Count lines holding the string "Ever" in the data that follows. Reply with one number only.

>> START

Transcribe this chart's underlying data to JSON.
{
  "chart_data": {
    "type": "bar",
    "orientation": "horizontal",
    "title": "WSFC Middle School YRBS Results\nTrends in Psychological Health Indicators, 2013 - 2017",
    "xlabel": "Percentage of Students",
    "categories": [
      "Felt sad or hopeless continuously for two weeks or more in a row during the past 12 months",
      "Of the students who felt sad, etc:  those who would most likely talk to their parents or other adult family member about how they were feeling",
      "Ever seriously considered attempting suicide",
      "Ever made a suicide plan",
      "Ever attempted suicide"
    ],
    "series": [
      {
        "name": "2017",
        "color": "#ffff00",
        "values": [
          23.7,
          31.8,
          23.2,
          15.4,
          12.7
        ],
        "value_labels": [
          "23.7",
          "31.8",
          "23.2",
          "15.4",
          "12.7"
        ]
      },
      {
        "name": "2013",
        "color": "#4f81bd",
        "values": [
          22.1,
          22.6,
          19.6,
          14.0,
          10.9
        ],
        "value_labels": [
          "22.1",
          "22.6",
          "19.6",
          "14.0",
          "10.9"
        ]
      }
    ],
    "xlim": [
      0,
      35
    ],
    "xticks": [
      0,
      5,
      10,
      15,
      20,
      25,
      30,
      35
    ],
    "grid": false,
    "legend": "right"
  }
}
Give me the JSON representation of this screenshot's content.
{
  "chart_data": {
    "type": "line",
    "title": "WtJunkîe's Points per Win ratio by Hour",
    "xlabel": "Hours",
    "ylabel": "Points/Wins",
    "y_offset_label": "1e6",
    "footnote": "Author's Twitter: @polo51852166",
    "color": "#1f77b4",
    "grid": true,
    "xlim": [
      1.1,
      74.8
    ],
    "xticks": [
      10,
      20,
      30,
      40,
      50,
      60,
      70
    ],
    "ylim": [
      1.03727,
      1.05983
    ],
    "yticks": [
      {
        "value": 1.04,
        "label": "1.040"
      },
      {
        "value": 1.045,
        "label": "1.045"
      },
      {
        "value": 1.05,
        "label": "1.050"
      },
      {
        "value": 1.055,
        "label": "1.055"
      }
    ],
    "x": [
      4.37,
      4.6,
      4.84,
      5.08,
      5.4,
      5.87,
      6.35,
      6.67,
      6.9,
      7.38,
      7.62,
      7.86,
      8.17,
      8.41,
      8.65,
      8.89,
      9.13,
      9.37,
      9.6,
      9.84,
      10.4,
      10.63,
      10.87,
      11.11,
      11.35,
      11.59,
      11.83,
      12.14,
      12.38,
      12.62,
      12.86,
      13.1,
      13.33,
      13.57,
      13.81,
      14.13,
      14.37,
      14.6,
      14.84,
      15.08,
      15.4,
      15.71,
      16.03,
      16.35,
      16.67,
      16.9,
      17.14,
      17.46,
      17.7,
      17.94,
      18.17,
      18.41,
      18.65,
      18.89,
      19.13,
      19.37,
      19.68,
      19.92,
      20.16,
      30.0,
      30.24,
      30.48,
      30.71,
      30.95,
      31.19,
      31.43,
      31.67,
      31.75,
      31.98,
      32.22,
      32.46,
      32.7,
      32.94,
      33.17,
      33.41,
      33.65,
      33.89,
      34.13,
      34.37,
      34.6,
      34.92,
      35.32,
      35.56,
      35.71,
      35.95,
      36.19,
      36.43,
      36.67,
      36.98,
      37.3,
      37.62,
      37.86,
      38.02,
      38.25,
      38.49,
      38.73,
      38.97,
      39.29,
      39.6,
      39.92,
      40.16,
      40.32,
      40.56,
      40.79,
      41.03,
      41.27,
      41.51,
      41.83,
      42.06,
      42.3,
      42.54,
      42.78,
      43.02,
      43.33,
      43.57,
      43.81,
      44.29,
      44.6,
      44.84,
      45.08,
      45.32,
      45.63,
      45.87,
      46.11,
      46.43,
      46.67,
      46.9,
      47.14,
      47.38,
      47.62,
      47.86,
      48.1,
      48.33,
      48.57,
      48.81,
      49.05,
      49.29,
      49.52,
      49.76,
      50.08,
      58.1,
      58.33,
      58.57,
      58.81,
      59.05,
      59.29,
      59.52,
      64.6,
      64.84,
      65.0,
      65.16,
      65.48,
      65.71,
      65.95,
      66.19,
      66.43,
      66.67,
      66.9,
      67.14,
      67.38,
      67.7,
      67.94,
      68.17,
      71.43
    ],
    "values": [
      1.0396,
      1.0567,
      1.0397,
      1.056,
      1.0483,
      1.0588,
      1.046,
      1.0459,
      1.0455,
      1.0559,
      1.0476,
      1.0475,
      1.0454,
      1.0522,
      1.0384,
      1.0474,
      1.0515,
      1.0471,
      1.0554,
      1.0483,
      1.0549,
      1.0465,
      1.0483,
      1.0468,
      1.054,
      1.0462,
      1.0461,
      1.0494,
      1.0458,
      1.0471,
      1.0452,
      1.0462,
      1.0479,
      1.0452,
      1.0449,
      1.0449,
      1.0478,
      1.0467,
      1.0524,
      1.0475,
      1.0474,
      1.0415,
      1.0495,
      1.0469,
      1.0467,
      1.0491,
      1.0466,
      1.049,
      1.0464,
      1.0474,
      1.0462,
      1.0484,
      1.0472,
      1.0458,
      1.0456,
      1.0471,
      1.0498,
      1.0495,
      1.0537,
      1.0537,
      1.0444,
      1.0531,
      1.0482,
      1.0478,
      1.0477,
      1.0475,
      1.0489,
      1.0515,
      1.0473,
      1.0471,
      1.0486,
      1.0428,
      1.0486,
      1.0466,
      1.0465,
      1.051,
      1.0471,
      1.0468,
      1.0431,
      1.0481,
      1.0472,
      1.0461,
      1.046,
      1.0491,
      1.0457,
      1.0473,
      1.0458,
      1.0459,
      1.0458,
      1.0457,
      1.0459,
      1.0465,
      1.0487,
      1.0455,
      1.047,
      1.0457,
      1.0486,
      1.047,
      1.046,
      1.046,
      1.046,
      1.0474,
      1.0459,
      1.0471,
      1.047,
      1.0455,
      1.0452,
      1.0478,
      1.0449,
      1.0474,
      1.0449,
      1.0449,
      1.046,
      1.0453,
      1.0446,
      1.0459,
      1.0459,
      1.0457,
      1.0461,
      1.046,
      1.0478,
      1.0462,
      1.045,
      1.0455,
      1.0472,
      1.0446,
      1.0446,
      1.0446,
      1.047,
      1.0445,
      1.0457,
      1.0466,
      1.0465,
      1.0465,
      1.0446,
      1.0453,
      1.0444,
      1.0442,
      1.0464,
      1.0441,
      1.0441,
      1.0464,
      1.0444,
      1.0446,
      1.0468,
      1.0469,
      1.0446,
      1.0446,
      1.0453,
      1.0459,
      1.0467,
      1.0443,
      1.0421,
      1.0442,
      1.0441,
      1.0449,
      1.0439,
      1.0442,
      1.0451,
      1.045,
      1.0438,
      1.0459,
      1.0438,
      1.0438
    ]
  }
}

>> END

Response:
3